— BEGIN THE INPUT —

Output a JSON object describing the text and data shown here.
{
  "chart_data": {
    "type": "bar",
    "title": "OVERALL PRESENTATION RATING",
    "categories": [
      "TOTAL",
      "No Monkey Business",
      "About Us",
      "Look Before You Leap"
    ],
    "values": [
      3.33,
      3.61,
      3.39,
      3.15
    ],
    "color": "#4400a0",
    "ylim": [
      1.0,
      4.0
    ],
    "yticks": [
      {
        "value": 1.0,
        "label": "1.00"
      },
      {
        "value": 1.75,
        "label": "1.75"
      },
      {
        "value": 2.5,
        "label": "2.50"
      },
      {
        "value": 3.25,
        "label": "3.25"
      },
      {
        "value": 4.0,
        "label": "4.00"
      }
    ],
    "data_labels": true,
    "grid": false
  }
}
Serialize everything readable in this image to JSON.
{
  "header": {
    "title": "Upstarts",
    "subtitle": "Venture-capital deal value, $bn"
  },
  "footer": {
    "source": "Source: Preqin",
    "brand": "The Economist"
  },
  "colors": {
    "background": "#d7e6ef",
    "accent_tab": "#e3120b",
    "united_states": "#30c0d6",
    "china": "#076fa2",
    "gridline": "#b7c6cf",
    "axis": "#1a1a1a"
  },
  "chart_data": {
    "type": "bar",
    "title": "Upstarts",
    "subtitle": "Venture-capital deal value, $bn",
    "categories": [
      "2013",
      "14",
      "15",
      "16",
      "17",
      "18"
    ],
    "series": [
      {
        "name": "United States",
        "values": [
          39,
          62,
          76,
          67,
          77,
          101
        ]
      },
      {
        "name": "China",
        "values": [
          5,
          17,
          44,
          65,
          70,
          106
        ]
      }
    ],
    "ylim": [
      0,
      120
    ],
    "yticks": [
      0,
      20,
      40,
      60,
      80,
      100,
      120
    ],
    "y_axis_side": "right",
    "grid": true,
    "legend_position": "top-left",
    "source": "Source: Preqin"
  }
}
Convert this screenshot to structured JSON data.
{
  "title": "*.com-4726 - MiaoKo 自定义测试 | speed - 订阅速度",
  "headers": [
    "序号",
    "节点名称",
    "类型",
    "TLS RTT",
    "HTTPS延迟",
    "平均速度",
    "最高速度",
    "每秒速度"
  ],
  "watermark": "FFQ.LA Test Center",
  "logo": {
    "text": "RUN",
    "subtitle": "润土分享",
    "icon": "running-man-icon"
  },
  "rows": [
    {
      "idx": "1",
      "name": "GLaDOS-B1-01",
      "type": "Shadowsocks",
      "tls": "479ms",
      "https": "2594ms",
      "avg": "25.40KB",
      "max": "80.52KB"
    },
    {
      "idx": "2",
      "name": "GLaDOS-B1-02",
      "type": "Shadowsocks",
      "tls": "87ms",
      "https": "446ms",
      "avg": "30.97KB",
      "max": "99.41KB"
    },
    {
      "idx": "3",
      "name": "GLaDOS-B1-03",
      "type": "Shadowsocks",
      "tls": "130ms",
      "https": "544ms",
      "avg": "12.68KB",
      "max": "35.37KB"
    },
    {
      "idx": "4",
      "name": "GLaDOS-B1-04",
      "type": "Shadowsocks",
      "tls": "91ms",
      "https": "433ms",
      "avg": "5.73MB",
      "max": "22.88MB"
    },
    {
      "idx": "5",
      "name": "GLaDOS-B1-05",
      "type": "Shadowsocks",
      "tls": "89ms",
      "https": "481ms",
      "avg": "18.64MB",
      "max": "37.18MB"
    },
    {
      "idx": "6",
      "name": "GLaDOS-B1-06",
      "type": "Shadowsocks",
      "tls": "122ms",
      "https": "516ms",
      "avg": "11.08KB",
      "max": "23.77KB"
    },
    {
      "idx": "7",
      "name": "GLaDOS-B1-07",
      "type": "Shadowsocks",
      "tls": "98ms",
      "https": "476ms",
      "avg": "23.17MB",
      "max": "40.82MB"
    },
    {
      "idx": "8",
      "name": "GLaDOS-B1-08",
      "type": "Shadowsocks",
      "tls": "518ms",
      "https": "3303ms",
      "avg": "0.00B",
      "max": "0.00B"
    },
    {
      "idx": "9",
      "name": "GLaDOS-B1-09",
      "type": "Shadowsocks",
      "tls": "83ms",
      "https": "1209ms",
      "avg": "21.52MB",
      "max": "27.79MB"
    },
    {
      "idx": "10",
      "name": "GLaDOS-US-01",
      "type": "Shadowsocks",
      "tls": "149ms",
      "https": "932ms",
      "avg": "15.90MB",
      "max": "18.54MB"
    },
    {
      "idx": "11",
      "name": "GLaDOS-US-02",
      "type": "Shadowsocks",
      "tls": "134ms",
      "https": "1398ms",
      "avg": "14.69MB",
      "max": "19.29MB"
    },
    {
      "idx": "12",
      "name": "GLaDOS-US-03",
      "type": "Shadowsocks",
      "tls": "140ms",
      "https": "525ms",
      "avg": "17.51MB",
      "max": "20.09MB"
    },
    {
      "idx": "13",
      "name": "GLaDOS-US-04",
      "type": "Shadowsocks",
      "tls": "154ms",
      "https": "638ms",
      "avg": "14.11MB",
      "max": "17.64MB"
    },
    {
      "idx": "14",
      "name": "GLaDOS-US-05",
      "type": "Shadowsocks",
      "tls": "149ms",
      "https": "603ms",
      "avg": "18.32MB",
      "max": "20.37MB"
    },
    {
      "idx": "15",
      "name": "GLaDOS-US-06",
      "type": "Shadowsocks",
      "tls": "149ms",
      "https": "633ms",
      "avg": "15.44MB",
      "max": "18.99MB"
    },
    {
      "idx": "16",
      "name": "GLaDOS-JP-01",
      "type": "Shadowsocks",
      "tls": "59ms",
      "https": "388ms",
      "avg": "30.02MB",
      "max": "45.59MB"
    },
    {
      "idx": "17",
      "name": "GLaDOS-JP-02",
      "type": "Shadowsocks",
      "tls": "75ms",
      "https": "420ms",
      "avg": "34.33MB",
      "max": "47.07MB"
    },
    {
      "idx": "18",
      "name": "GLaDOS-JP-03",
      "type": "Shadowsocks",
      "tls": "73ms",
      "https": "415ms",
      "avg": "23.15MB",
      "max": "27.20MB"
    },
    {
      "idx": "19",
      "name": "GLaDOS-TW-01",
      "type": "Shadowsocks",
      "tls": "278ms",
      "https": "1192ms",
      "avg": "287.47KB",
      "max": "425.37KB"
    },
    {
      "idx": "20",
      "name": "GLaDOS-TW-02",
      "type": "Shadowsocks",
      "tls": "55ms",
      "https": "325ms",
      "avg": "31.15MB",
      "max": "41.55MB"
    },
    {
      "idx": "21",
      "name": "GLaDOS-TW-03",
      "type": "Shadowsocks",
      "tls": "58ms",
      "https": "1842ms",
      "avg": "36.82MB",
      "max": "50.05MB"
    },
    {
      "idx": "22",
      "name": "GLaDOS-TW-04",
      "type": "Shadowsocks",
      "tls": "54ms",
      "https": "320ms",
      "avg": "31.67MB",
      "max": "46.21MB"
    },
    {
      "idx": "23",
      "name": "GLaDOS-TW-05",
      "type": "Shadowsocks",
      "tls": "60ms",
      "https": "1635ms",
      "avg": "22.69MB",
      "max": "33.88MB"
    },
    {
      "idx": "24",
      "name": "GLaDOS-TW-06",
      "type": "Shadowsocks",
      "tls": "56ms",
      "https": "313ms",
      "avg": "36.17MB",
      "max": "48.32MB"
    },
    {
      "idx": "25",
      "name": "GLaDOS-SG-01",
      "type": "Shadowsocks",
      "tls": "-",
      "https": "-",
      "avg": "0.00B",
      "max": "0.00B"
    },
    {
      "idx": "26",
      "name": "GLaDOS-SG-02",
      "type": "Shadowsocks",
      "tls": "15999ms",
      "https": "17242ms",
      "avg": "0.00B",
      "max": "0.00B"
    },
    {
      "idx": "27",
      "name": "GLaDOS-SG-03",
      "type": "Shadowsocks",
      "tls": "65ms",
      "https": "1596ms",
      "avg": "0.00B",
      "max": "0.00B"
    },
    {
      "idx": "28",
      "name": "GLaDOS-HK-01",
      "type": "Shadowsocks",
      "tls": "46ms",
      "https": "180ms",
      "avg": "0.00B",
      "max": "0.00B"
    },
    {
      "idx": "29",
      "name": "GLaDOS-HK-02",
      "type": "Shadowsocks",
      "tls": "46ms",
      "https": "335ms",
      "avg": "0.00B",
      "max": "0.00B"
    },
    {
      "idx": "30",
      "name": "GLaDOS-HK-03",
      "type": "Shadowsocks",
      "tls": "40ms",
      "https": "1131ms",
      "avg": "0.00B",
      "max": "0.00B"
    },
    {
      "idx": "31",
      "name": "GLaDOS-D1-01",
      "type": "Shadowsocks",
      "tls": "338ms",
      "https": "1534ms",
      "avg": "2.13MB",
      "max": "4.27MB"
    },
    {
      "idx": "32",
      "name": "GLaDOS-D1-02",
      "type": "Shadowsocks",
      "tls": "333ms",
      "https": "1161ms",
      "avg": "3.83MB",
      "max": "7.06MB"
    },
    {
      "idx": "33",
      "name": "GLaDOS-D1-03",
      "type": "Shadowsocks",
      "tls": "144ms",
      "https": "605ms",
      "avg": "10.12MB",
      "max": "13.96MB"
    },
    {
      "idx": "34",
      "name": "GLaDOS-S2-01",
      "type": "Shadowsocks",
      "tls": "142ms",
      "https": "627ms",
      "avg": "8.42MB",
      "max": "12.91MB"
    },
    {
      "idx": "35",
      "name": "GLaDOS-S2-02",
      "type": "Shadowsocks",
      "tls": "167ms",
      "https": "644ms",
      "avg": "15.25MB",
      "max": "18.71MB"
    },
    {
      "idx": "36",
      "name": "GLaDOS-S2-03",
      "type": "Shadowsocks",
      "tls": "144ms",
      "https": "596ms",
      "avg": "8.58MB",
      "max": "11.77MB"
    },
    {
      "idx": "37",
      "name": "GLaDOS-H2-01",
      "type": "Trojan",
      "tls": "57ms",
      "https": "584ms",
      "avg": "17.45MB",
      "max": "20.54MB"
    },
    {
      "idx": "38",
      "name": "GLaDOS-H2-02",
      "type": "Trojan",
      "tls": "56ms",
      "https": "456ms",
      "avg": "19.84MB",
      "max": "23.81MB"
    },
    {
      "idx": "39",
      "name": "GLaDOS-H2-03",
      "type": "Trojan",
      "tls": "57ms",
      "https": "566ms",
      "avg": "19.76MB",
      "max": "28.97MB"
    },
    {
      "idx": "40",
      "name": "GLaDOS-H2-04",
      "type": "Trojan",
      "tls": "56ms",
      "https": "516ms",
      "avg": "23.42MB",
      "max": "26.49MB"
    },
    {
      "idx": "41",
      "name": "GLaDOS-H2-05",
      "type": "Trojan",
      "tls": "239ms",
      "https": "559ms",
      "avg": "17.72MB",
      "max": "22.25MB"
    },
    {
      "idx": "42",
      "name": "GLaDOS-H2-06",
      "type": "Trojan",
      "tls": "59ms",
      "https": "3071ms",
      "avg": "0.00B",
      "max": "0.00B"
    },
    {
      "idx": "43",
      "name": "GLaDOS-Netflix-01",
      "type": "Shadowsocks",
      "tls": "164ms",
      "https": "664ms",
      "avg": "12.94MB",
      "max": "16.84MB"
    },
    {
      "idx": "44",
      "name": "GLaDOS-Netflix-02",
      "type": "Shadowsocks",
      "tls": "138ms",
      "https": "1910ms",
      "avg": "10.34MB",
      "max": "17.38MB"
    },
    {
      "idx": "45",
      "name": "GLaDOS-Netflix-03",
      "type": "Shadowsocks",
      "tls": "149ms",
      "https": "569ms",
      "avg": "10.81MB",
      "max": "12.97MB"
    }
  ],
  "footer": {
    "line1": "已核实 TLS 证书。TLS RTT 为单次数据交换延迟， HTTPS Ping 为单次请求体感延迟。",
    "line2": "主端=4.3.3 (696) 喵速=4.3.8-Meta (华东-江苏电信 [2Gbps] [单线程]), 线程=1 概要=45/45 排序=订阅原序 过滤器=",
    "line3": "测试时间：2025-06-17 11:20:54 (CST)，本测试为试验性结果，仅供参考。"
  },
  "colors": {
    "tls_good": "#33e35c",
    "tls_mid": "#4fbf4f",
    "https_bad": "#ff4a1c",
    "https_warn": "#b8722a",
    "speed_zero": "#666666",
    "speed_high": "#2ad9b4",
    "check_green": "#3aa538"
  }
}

— END THE INPUT —

**TASK DETAILS**
Search the data for the string "text" and copy each line where it appears.

**EXPECTED ANSWER**
Output a JSON object describing the text and data shown here.
    "text": "RUN",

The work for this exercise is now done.